**Prompt**.
Using the data below, copy each line that includes the word "height".

Records that describe figures
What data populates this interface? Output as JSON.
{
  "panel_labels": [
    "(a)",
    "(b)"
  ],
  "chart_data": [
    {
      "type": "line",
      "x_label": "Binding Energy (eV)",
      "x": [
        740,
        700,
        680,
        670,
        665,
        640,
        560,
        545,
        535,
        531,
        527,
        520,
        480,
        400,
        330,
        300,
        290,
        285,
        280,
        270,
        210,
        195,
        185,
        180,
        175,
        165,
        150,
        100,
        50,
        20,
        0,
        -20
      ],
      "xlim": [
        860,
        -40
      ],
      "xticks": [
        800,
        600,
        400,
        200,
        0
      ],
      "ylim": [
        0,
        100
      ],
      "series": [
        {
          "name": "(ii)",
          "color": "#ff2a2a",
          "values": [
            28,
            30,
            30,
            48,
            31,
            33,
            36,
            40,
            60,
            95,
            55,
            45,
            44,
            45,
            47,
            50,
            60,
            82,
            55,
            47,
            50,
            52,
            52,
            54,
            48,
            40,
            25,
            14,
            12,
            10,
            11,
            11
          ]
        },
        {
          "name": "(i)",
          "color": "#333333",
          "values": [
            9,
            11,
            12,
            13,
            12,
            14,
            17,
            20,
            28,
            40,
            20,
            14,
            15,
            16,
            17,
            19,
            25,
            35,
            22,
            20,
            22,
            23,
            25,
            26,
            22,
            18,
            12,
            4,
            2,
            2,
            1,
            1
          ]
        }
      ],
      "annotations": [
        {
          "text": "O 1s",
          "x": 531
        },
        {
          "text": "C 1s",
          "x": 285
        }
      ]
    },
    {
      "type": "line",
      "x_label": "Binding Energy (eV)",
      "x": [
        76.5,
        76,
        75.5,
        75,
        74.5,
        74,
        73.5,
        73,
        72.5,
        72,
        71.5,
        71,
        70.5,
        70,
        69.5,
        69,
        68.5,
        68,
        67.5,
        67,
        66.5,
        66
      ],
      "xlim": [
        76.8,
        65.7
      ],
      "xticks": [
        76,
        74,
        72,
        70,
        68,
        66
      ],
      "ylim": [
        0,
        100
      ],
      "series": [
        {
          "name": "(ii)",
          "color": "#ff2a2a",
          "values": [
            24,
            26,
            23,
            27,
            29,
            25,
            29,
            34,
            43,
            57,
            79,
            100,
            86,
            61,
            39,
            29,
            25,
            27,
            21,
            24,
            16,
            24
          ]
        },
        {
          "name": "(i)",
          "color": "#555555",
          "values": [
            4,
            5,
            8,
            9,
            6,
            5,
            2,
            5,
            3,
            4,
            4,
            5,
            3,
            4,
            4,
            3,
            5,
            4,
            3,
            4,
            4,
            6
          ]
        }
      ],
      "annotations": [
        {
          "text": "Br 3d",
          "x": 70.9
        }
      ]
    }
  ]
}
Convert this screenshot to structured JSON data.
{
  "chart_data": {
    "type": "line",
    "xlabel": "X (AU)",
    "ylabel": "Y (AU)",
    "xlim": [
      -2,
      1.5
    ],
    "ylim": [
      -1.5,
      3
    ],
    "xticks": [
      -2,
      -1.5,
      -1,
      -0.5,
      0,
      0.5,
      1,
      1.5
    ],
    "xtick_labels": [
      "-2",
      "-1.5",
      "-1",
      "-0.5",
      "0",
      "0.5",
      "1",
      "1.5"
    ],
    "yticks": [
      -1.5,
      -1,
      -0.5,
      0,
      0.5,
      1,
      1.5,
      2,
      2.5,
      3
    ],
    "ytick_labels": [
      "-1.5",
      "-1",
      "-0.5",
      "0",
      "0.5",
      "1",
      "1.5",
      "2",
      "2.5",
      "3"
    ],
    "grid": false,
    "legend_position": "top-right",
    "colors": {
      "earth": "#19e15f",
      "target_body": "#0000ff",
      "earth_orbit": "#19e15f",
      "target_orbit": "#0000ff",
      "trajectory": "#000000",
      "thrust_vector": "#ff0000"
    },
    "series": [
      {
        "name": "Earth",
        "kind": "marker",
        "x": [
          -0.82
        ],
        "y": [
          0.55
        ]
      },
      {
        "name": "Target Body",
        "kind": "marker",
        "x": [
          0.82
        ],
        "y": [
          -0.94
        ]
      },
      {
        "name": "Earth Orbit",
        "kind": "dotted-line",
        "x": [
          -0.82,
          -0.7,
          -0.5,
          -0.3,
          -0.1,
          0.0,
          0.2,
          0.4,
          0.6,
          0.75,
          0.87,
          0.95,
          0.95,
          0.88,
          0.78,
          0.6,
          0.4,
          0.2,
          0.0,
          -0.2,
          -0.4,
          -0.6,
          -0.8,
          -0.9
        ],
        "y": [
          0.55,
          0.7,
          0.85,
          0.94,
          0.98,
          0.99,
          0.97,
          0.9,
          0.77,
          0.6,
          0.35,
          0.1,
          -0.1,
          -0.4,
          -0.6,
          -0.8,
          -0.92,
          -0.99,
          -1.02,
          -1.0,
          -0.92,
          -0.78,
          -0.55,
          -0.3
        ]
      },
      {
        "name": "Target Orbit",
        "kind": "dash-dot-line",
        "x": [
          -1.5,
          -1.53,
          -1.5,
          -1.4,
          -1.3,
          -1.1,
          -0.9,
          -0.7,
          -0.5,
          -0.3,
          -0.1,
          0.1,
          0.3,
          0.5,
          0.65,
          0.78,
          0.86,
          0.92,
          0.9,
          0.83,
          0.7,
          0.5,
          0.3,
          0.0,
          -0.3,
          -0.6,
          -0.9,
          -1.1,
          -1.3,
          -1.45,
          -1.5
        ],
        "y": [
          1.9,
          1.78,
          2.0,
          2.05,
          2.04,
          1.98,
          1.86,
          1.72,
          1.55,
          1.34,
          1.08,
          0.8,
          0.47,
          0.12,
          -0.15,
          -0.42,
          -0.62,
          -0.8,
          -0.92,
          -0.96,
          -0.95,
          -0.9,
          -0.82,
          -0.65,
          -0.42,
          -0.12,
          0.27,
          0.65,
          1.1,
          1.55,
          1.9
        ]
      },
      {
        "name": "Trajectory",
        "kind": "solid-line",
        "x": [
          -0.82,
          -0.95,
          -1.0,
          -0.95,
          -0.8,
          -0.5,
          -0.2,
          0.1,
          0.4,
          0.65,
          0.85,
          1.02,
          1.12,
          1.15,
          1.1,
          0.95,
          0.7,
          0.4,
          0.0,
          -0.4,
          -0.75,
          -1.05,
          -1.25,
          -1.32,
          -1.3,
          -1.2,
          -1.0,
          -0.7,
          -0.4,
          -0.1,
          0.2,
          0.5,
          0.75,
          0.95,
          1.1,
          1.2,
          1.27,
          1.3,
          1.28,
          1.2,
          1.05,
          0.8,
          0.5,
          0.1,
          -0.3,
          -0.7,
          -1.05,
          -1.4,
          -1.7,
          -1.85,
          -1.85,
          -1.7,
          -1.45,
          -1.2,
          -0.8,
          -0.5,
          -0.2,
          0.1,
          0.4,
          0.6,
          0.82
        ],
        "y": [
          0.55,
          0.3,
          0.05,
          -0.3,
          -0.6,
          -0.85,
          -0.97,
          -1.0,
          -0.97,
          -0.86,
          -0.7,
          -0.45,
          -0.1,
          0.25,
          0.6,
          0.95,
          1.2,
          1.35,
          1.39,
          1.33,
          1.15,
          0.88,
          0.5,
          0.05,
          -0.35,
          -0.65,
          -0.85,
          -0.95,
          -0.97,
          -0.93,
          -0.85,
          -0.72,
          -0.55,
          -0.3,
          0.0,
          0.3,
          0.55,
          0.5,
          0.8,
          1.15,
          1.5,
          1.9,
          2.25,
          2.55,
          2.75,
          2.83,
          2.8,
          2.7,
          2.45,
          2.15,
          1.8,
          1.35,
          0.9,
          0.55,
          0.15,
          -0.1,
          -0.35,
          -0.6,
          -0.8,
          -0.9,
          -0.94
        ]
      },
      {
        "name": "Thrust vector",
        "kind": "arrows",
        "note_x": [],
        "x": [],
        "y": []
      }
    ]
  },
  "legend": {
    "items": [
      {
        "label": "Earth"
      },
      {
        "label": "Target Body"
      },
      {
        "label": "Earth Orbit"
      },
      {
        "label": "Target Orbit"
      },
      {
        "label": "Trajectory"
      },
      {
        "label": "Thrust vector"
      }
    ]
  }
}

* * *

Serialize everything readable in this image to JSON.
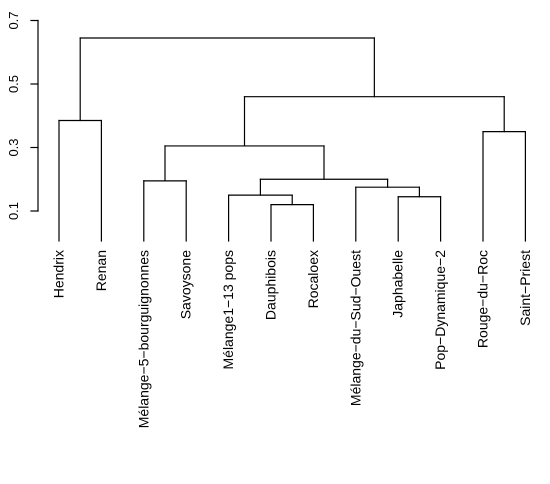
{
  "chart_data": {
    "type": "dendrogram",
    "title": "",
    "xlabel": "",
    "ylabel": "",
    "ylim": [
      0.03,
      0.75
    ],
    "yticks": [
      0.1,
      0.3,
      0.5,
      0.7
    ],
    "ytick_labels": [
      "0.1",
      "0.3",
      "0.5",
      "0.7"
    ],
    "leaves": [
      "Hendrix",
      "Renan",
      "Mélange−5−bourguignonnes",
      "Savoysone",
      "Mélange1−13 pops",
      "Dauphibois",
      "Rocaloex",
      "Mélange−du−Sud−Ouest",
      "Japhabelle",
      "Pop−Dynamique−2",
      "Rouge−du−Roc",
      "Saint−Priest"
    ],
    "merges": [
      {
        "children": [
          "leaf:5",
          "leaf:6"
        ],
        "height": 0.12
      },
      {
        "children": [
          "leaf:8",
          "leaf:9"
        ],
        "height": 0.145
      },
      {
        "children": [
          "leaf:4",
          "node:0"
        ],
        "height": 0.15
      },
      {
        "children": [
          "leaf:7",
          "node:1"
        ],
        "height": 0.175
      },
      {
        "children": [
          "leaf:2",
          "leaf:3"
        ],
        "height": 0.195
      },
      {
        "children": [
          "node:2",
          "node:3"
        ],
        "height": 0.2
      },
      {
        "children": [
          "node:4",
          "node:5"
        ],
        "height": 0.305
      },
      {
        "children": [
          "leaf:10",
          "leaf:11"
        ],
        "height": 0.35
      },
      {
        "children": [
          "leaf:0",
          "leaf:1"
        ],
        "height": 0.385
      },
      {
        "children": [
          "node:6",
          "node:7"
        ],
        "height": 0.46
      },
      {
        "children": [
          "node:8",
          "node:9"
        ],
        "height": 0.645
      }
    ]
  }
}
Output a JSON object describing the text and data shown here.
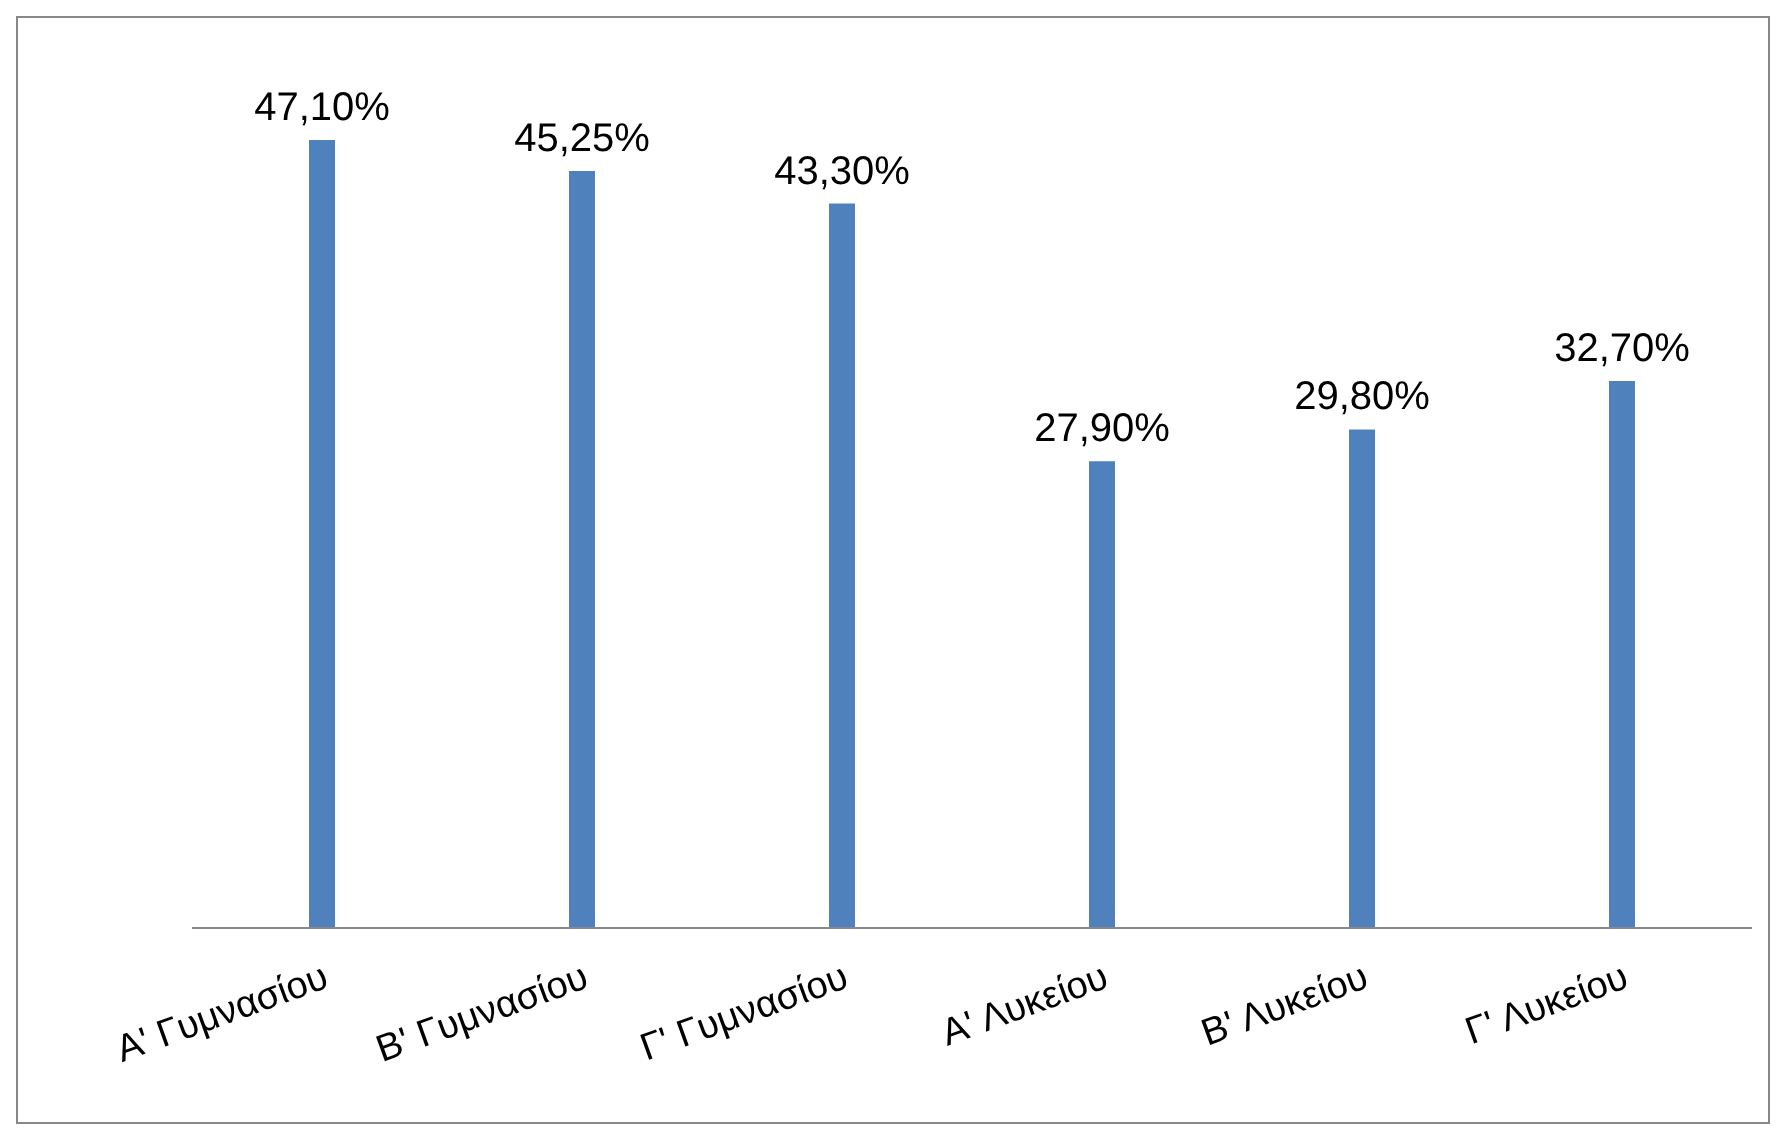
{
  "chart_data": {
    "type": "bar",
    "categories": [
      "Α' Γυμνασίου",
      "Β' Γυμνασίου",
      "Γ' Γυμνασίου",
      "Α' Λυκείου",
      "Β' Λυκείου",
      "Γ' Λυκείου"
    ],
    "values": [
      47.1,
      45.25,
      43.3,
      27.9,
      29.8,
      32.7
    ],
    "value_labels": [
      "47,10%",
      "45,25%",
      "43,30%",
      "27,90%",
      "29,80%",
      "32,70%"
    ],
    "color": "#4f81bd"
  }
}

**Final result**.
        "height": 0.12
        "height": 0.145
        "height": 0.15
        "height": 0.175
        "height": 0.195
        "height": 0.2
        "height": 0.305
        "height": 0.35
        "height": 0.385
        "height": 0.46
        "height": 0.645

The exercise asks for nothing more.